**CHALLENGE:**
Extract every line of the material that holds the string "Buscar".
·····
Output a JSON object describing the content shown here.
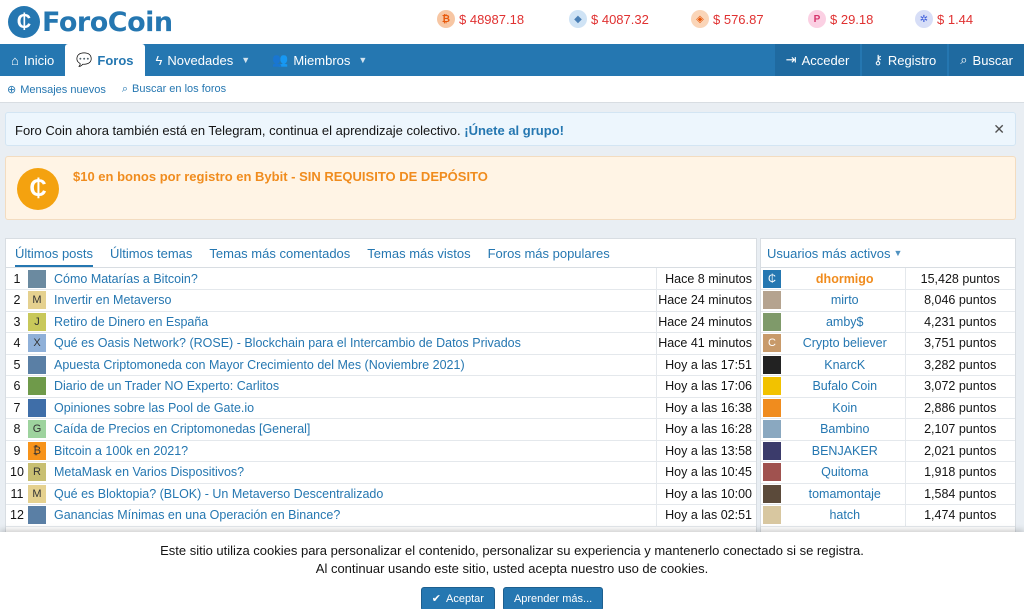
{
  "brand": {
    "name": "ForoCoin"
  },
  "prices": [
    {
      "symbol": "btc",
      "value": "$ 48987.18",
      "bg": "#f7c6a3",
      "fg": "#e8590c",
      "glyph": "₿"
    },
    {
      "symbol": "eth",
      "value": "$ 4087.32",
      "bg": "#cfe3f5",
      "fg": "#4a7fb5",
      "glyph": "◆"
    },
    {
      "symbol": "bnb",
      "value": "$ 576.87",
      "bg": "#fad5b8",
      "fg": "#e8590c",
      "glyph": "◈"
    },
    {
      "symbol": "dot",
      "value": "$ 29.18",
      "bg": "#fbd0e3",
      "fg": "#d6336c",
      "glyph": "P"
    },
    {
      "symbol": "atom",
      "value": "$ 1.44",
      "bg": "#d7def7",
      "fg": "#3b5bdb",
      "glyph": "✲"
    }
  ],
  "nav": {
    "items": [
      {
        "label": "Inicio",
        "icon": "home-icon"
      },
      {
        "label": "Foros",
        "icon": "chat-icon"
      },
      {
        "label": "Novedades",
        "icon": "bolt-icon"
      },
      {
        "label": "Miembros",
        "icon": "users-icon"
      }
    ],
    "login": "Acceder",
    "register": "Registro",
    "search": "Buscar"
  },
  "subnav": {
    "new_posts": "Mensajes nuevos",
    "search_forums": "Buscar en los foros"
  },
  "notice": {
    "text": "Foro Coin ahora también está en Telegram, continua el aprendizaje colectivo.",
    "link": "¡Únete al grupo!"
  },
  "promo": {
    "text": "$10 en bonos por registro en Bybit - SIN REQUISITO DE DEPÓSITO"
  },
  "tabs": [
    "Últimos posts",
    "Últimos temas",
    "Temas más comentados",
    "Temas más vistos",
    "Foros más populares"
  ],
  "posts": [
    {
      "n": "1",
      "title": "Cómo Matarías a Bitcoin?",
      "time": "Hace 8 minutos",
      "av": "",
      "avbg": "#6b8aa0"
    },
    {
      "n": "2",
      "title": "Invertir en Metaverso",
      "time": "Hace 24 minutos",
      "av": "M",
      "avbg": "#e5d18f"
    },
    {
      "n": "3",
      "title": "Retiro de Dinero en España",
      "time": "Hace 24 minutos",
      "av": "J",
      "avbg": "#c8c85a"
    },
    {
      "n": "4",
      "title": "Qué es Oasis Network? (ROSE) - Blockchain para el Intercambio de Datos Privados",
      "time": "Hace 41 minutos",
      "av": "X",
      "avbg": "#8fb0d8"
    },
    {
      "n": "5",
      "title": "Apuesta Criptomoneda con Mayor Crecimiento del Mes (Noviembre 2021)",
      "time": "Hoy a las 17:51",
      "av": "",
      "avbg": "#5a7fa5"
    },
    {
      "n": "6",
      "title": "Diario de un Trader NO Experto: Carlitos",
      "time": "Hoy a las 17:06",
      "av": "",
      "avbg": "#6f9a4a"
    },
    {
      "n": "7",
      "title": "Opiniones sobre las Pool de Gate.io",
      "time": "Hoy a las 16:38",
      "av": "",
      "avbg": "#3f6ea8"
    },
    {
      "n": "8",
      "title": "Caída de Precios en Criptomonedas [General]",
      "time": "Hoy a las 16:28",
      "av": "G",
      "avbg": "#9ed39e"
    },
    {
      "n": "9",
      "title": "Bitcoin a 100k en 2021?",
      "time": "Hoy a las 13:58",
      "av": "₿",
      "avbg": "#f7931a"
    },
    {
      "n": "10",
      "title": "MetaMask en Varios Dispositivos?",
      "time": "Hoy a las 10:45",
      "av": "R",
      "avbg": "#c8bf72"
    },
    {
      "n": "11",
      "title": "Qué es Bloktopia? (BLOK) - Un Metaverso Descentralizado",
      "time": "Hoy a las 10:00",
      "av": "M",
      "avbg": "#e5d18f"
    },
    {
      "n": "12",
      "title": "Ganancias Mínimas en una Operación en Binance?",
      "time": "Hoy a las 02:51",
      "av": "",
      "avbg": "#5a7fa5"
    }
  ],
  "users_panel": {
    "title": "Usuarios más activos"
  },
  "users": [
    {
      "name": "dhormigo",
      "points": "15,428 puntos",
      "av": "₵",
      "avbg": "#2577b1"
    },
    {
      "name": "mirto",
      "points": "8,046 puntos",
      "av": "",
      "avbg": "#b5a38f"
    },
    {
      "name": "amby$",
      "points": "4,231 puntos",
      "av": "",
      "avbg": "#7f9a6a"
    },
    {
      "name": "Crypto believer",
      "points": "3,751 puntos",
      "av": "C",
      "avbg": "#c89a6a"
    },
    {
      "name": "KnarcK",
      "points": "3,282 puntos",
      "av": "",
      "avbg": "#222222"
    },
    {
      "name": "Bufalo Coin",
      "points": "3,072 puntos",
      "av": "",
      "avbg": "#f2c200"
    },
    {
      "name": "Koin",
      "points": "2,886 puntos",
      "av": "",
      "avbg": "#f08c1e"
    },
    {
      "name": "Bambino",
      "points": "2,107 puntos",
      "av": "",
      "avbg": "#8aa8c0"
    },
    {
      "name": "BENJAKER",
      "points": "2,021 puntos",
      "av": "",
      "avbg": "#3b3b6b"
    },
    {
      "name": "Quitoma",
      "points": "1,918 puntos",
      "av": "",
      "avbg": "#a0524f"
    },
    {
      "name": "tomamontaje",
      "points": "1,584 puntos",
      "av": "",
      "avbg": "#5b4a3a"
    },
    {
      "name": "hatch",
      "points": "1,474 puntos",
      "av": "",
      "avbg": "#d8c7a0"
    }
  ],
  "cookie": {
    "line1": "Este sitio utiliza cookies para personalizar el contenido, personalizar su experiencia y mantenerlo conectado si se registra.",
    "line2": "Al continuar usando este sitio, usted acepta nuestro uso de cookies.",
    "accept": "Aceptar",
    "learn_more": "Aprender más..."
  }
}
·····
**EXPECTED ANSWER:**
    "search": "Buscar"
    "search_forums": "Buscar en los foros"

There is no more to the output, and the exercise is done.